:: Input ::

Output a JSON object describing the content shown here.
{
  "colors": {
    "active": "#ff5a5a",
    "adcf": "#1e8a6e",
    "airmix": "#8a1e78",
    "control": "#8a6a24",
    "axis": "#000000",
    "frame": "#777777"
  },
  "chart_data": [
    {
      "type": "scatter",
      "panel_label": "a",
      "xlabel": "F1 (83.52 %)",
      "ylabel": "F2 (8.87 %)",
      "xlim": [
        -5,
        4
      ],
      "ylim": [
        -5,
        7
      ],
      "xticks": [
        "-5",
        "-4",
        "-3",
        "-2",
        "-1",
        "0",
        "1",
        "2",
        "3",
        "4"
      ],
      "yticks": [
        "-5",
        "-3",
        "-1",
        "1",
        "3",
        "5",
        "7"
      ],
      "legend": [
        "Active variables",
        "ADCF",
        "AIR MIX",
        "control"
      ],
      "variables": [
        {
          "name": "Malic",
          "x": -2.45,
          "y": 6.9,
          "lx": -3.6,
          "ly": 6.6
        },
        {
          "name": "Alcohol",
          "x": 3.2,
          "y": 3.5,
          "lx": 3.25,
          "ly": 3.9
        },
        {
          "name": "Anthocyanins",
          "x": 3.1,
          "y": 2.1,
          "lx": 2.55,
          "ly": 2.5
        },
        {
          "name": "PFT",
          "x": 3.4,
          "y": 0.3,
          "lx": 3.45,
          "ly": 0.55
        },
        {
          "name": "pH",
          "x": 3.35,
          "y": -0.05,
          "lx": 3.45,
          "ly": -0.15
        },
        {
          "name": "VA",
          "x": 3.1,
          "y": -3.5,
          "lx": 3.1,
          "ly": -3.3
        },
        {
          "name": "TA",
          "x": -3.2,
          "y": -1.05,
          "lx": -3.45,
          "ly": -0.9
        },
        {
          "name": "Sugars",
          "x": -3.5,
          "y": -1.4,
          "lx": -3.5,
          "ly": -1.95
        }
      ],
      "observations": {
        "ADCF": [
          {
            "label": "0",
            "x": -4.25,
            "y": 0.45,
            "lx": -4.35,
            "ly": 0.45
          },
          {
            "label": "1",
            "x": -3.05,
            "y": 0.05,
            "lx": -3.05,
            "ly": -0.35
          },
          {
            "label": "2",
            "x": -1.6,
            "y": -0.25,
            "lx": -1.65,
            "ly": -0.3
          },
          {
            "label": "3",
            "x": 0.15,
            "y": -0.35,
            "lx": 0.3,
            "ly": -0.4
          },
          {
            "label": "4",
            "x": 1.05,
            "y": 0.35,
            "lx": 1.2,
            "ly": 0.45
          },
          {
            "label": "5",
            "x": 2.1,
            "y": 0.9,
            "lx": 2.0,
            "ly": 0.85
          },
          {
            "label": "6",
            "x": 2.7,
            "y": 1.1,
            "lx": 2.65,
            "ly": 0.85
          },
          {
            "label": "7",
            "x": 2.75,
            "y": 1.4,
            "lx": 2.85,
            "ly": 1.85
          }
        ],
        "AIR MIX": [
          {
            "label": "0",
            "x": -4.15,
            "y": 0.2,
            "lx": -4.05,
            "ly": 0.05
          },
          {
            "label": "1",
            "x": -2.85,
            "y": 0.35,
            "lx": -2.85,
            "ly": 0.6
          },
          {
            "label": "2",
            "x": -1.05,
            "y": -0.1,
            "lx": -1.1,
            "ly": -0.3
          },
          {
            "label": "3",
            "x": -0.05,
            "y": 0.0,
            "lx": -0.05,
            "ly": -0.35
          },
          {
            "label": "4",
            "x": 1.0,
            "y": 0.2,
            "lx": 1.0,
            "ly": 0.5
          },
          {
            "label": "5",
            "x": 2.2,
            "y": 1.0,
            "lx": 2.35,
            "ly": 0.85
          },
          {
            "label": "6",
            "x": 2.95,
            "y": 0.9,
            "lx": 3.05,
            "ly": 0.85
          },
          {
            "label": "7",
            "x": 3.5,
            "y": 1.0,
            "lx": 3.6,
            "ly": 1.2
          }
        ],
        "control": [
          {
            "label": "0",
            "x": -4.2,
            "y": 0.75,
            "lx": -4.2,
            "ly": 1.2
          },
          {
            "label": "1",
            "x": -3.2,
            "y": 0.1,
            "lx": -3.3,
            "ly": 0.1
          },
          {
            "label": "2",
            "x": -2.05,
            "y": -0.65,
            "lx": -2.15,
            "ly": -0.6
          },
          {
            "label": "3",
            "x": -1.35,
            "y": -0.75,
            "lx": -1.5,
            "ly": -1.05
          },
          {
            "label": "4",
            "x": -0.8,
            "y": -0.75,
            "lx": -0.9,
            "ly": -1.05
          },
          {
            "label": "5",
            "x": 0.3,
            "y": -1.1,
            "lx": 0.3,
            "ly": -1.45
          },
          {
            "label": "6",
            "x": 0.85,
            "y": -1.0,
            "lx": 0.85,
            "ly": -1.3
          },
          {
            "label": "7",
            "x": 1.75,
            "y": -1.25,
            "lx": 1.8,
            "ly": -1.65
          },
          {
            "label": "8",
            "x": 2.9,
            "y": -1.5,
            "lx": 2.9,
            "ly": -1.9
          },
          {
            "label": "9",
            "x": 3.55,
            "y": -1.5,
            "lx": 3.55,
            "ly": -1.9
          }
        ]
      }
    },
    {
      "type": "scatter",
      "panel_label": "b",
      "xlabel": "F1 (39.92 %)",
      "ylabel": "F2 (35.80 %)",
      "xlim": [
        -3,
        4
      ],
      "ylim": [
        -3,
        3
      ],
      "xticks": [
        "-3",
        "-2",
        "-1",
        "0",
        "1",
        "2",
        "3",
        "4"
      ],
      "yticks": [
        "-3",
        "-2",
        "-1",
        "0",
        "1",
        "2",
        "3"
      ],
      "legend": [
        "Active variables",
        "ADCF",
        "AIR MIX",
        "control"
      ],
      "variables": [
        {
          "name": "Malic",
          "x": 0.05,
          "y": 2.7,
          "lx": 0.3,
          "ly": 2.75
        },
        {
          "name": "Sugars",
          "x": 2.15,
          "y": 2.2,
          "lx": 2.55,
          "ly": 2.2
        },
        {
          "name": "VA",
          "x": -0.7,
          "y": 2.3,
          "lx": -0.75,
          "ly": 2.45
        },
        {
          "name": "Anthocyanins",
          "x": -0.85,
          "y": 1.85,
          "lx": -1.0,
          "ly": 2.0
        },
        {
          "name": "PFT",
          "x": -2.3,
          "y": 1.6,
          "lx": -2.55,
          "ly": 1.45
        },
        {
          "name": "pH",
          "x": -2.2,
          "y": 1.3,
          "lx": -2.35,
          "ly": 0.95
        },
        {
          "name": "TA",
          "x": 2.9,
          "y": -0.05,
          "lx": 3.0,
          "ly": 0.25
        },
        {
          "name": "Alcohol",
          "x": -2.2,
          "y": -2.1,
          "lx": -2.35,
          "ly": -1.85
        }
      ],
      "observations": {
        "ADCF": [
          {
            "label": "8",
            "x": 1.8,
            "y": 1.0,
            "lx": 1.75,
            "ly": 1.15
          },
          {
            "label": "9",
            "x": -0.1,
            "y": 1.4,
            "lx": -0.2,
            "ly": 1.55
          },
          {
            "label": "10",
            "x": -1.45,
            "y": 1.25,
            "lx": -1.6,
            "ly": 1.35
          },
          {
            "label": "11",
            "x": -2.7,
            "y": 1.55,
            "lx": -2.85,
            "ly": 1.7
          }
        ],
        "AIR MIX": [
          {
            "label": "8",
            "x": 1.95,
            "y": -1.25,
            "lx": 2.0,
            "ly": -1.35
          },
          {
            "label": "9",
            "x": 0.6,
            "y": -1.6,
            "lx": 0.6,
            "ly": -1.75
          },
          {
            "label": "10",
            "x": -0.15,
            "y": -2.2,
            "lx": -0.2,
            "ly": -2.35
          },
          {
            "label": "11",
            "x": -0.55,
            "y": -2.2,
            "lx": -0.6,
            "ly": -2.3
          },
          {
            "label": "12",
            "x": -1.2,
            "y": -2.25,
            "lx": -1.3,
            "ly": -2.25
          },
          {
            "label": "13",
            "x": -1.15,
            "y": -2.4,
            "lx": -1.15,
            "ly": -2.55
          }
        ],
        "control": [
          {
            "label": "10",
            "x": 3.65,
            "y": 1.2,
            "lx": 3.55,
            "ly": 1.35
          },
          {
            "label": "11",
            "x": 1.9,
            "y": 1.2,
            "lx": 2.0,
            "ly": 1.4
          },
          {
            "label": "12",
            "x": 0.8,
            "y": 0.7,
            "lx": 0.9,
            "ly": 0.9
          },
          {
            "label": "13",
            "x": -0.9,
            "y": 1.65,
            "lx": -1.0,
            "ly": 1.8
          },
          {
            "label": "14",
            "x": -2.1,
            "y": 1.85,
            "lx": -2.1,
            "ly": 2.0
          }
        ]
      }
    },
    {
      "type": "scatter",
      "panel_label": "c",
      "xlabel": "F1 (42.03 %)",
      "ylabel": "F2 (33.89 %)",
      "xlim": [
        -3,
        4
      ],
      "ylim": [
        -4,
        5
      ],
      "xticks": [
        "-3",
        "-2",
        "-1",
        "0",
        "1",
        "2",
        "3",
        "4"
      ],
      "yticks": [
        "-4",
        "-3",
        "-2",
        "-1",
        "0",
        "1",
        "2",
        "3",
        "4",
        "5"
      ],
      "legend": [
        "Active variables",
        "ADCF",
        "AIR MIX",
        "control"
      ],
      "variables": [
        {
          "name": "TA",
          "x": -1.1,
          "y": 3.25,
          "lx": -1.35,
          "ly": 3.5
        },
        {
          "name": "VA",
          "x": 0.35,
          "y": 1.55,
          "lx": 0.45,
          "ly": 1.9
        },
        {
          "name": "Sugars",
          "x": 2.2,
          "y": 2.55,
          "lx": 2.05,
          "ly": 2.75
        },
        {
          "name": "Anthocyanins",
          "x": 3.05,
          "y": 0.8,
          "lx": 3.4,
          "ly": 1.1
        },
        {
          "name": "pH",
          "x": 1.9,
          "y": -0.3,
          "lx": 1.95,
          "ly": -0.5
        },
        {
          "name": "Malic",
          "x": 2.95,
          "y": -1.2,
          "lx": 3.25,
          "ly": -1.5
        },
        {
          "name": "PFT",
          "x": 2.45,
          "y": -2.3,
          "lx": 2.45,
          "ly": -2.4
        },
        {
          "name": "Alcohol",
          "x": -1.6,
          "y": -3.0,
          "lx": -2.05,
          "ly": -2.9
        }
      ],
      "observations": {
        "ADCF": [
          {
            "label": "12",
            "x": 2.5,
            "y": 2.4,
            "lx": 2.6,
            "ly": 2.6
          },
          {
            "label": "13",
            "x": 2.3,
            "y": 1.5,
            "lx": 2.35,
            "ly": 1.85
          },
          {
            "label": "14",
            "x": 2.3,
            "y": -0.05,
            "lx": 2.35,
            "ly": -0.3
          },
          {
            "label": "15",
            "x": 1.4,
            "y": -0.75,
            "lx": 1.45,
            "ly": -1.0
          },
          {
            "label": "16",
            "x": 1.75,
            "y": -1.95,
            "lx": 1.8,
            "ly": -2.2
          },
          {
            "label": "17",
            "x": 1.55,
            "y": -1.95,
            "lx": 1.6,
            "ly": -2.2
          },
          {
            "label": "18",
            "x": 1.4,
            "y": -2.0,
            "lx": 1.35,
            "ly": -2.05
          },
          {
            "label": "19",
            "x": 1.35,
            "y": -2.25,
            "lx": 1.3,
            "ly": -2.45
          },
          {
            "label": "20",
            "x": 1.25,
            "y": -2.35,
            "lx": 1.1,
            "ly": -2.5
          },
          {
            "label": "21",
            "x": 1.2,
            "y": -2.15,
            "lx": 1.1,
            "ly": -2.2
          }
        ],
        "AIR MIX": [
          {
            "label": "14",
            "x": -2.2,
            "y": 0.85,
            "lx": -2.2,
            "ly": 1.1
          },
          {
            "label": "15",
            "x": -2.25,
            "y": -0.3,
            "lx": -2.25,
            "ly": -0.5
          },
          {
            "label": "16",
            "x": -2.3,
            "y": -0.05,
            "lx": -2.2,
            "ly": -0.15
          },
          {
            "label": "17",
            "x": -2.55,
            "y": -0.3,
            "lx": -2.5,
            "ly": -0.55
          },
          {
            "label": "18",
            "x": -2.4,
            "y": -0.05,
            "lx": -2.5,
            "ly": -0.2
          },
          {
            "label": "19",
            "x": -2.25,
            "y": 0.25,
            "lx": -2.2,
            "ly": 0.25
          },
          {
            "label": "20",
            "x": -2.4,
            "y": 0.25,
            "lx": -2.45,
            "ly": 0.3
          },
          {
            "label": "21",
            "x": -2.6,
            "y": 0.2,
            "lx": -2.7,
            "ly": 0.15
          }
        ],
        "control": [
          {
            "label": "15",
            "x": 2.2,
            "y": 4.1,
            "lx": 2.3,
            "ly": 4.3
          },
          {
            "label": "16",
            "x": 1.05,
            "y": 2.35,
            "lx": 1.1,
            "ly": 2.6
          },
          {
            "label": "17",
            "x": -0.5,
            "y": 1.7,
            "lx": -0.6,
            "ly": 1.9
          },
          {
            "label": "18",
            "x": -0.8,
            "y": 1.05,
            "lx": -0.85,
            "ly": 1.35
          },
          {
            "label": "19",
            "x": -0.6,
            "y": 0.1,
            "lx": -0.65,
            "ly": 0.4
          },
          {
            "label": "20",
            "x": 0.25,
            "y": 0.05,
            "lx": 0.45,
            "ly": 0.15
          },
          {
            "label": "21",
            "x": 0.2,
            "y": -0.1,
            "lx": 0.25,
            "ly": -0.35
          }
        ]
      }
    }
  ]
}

:::

Collect each line above holding the string "xlabel".

> _Solution to this task_
      "xlabel": "F1 (83.52 %)",
      "xlabel": "F1 (39.92 %)",
      "xlabel": "F1 (42.03 %)",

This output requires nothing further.